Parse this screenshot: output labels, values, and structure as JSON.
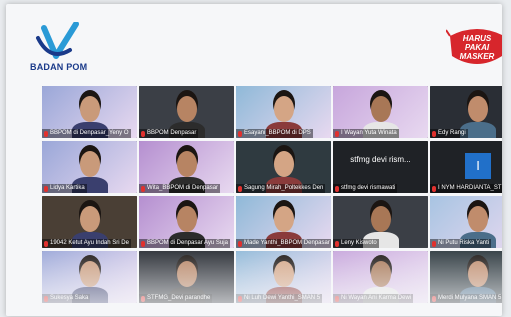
{
  "logos": {
    "badan_pom": "BADAN POM",
    "mask_line1": "HARUS",
    "mask_line2": "PAKAI",
    "mask_line3": "MASKER"
  },
  "participants": [
    {
      "name": "BBPOM di Denpasar_Yeny O"
    },
    {
      "name": "BBPOM Denpasar"
    },
    {
      "name": "Esayani_BBPOM di DPS"
    },
    {
      "name": "I Wayan Yuta Winata"
    },
    {
      "name": "Edy Rangi"
    },
    {
      "name": "Lidya Kartika"
    },
    {
      "name": "Wita_BBPOM di Denpasar"
    },
    {
      "name": "Sagung Mirah_Poltekkes Den"
    },
    {
      "name": "stfmg devi rismawati",
      "overlay": "stfmg devi rism..."
    },
    {
      "name": "I NYM HARDIANTA_STFMG",
      "initial": "I"
    },
    {
      "name": "19042 Ketut Ayu Indah Sri De"
    },
    {
      "name": "BBPOM di Denpasar Ayu Suja"
    },
    {
      "name": "Made Yanthi_BBPOM Denpasar"
    },
    {
      "name": "Leny Kiswoto"
    },
    {
      "name": "Ni Putu Riska Yanti"
    },
    {
      "name": "Sukesya Saka"
    },
    {
      "name": "STFMG_Devi parandhe"
    },
    {
      "name": "Ni Luh Dewi Yanthi_SMAN 5"
    },
    {
      "name": "Ni Wayan Ani Karma Dewi"
    },
    {
      "name": "Merdi Mulyana SMAN 5 Den"
    }
  ]
}
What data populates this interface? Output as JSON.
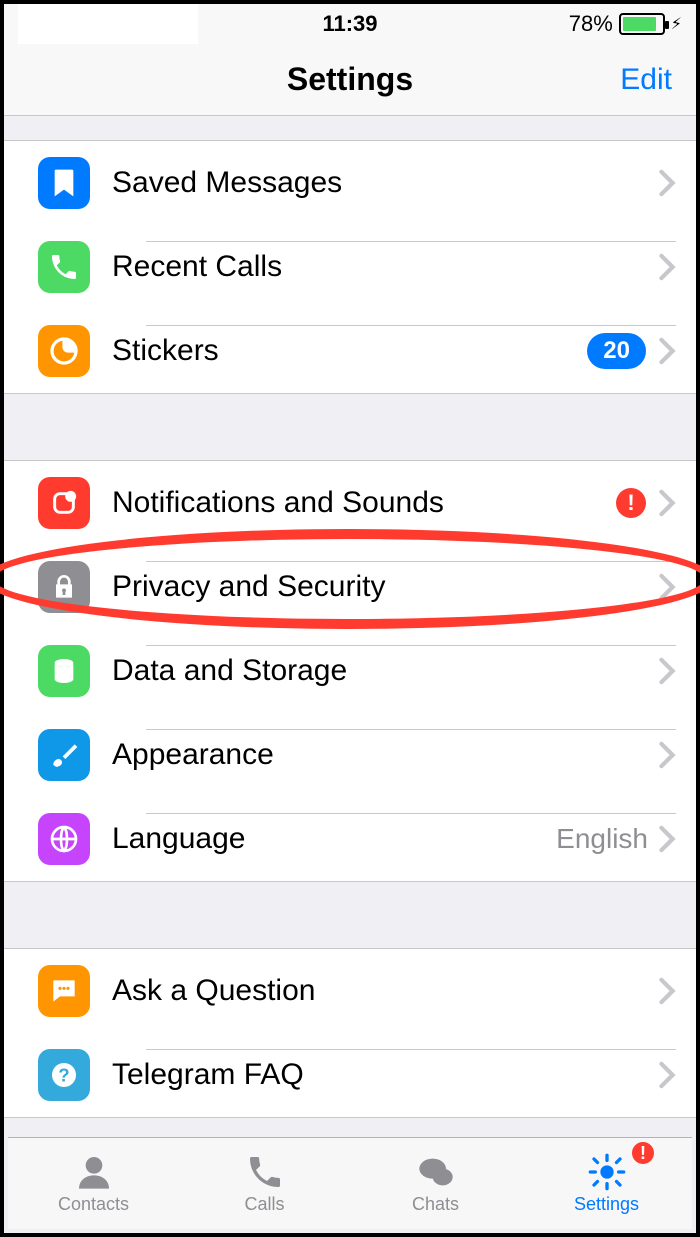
{
  "status": {
    "time": "11:39",
    "battery_pct": "78%"
  },
  "nav": {
    "title": "Settings",
    "edit": "Edit"
  },
  "sections": [
    {
      "rows": [
        {
          "icon": "bookmark",
          "color": "ic-blue",
          "label": "Saved Messages"
        },
        {
          "icon": "phone",
          "color": "ic-green",
          "label": "Recent Calls"
        },
        {
          "icon": "stickers",
          "color": "ic-orange",
          "label": "Stickers",
          "count": "20"
        }
      ]
    },
    {
      "rows": [
        {
          "icon": "bell",
          "color": "ic-red",
          "label": "Notifications and Sounds",
          "alert": "!"
        },
        {
          "icon": "lock",
          "color": "ic-gray",
          "label": "Privacy and Security"
        },
        {
          "icon": "disk",
          "color": "ic-green",
          "label": "Data and Storage"
        },
        {
          "icon": "brush",
          "color": "ic-paint",
          "label": "Appearance"
        },
        {
          "icon": "globe",
          "color": "ic-purple",
          "label": "Language",
          "detail": "English"
        }
      ]
    },
    {
      "rows": [
        {
          "icon": "chat",
          "color": "ic-orange",
          "label": "Ask a Question"
        },
        {
          "icon": "question",
          "color": "ic-lightblue",
          "label": "Telegram FAQ"
        }
      ]
    }
  ],
  "tabs": [
    {
      "icon": "contacts",
      "label": "Contacts"
    },
    {
      "icon": "calls",
      "label": "Calls"
    },
    {
      "icon": "chats",
      "label": "Chats"
    },
    {
      "icon": "settings",
      "label": "Settings",
      "active": true,
      "badge": "!"
    }
  ]
}
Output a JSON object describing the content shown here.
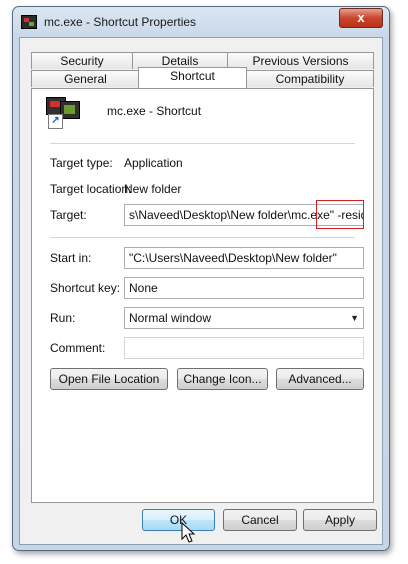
{
  "window": {
    "title": "mc.exe - Shortcut Properties",
    "close_label": "x"
  },
  "tabs_row1": [
    "Security",
    "Details",
    "Previous Versions"
  ],
  "tabs_row2": [
    "General",
    "Shortcut",
    "Compatibility"
  ],
  "active_tab": "Shortcut",
  "shortcut": {
    "name": "mc.exe - Shortcut",
    "target_type_label": "Target type:",
    "target_type_value": "Application",
    "target_location_label": "Target location:",
    "target_location_value": "New folder",
    "target_label": "Target:",
    "target_value": "s\\Naveed\\Desktop\\New folder\\mc.exe\" -resident",
    "start_in_label": "Start in:",
    "start_in_value": "\"C:\\Users\\Naveed\\Desktop\\New folder\"",
    "shortcut_key_label": "Shortcut key:",
    "shortcut_key_value": "None",
    "run_label": "Run:",
    "run_value": "Normal window",
    "comment_label": "Comment:",
    "comment_value": ""
  },
  "buttons": {
    "open_file_location": "Open File Location",
    "change_icon": "Change Icon...",
    "advanced": "Advanced...",
    "ok": "OK",
    "cancel": "Cancel",
    "apply": "Apply"
  },
  "colors": {
    "highlight": "#d21e1e",
    "default_button": "#3c7fb1"
  }
}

.....

◆ **Directions**
Reproduce all of the data exactly; the pictures do not belong in the copy.

◆ **Full response**
Parse this screenshot: output labels, values, and structure as JSON.
{
  "logos": {
    "badan_pom": "BADAN POM",
    "mask_line1": "HARUS",
    "mask_line2": "PAKAI",
    "mask_line3": "MASKER"
  },
  "participants": [
    {
      "name": "BBPOM di Denpasar_Yeny O"
    },
    {
      "name": "BBPOM Denpasar"
    },
    {
      "name": "Esayani_BBPOM di DPS"
    },
    {
      "name": "I Wayan Yuta Winata"
    },
    {
      "name": "Edy Rangi"
    },
    {
      "name": "Lidya Kartika"
    },
    {
      "name": "Wita_BBPOM di Denpasar"
    },
    {
      "name": "Sagung Mirah_Poltekkes Den"
    },
    {
      "name": "stfmg devi rismawati",
      "overlay": "stfmg devi rism..."
    },
    {
      "name": "I NYM HARDIANTA_STFMG",
      "initial": "I"
    },
    {
      "name": "19042 Ketut Ayu Indah Sri De"
    },
    {
      "name": "BBPOM di Denpasar Ayu Suja"
    },
    {
      "name": "Made Yanthi_BBPOM Denpasar"
    },
    {
      "name": "Leny Kiswoto"
    },
    {
      "name": "Ni Putu Riska Yanti"
    },
    {
      "name": "Sukesya Saka"
    },
    {
      "name": "STFMG_Devi parandhe"
    },
    {
      "name": "Ni Luh Dewi Yanthi_SMAN 5"
    },
    {
      "name": "Ni Wayan Ani Karma Dewi"
    },
    {
      "name": "Merdi Mulyana SMAN 5 Den"
    }
  ]
}
What data populates this interface? Output as JSON.
{
  "status": {
    "time": "11:39",
    "battery_pct": "78%"
  },
  "nav": {
    "title": "Settings",
    "edit": "Edit"
  },
  "sections": [
    {
      "rows": [
        {
          "icon": "bookmark",
          "color": "ic-blue",
          "label": "Saved Messages"
        },
        {
          "icon": "phone",
          "color": "ic-green",
          "label": "Recent Calls"
        },
        {
          "icon": "stickers",
          "color": "ic-orange",
          "label": "Stickers",
          "count": "20"
        }
      ]
    },
    {
      "rows": [
        {
          "icon": "bell",
          "color": "ic-red",
          "label": "Notifications and Sounds",
          "alert": "!"
        },
        {
          "icon": "lock",
          "color": "ic-gray",
          "label": "Privacy and Security"
        },
        {
          "icon": "disk",
          "color": "ic-green",
          "label": "Data and Storage"
        },
        {
          "icon": "brush",
          "color": "ic-paint",
          "label": "Appearance"
        },
        {
          "icon": "globe",
          "color": "ic-purple",
          "label": "Language",
          "detail": "English"
        }
      ]
    },
    {
      "rows": [
        {
          "icon": "chat",
          "color": "ic-orange",
          "label": "Ask a Question"
        },
        {
          "icon": "question",
          "color": "ic-lightblue",
          "label": "Telegram FAQ"
        }
      ]
    }
  ],
  "tabs": [
    {
      "icon": "contacts",
      "label": "Contacts"
    },
    {
      "icon": "calls",
      "label": "Calls"
    },
    {
      "icon": "chats",
      "label": "Chats"
    },
    {
      "icon": "settings",
      "label": "Settings",
      "active": true,
      "badge": "!"
    }
  ]
}
Output a JSON object describing the content shown here.
{
  "window": {
    "title": "mc.exe - Shortcut Properties",
    "close_label": "x"
  },
  "tabs_row1": [
    "Security",
    "Details",
    "Previous Versions"
  ],
  "tabs_row2": [
    "General",
    "Shortcut",
    "Compatibility"
  ],
  "active_tab": "Shortcut",
  "shortcut": {
    "name": "mc.exe - Shortcut",
    "target_type_label": "Target type:",
    "target_type_value": "Application",
    "target_location_label": "Target location:",
    "target_location_value": "New folder",
    "target_label": "Target:",
    "target_value": "s\\Naveed\\Desktop\\New folder\\mc.exe\" -resident",
    "start_in_label": "Start in:",
    "start_in_value": "\"C:\\Users\\Naveed\\Desktop\\New folder\"",
    "shortcut_key_label": "Shortcut key:",
    "shortcut_key_value": "None",
    "run_label": "Run:",
    "run_value": "Normal window",
    "comment_label": "Comment:",
    "comment_value": ""
  },
  "buttons": {
    "open_file_location": "Open File Location",
    "change_icon": "Change Icon...",
    "advanced": "Advanced...",
    "ok": "OK",
    "cancel": "Cancel",
    "apply": "Apply"
  },
  "colors": {
    "highlight": "#d21e1e",
    "default_button": "#3c7fb1"
  }
}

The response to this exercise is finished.